Return each line containing the string "color".

════════════════

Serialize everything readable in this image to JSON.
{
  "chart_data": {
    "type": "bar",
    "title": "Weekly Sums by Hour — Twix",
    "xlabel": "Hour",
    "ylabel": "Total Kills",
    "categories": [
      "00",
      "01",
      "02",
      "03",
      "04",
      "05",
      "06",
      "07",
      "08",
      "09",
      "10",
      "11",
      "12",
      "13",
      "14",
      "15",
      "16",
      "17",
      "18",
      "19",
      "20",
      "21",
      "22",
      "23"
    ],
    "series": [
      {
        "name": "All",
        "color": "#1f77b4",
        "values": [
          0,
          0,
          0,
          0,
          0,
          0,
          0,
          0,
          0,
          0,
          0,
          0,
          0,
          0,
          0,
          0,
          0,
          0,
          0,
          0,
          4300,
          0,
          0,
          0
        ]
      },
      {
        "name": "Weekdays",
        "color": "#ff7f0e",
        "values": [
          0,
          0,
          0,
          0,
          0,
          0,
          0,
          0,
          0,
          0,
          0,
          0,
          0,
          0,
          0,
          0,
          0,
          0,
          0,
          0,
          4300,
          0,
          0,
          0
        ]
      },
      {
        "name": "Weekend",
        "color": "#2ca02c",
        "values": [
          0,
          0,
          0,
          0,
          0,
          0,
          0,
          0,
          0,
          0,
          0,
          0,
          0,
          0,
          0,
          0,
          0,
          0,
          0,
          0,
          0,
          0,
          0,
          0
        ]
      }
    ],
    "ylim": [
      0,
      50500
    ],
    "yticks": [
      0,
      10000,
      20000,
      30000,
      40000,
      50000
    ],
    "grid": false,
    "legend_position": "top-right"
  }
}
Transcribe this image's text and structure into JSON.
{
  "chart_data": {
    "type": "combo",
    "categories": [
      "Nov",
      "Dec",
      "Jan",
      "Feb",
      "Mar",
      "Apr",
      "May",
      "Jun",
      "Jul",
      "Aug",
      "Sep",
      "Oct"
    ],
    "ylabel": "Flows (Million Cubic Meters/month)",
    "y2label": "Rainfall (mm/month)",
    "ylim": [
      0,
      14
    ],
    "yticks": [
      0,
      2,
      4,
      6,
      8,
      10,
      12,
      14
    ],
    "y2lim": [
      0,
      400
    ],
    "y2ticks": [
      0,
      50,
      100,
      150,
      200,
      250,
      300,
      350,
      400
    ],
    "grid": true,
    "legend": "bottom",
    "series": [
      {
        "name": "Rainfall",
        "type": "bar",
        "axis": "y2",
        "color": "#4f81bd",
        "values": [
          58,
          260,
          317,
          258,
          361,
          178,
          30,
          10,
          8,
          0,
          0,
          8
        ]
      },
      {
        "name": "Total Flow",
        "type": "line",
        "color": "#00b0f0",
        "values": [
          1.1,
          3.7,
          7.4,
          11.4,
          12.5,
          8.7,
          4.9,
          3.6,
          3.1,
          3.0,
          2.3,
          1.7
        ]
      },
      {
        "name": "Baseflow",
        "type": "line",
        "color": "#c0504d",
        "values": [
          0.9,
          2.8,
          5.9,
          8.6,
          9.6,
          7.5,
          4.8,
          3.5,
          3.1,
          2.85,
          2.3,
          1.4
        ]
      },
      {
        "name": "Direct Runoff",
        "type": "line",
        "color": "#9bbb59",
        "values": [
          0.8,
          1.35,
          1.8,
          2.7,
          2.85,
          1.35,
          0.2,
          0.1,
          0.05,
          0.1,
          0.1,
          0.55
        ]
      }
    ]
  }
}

════════════════

EXERCISE RESULT
        "color": "#1f77b4",
        "color": "#ff7f0e",
        "color": "#2ca02c",
        "color": "#4f81bd",
        "color": "#00b0f0",
        "color": "#c0504d",
        "color": "#9bbb59",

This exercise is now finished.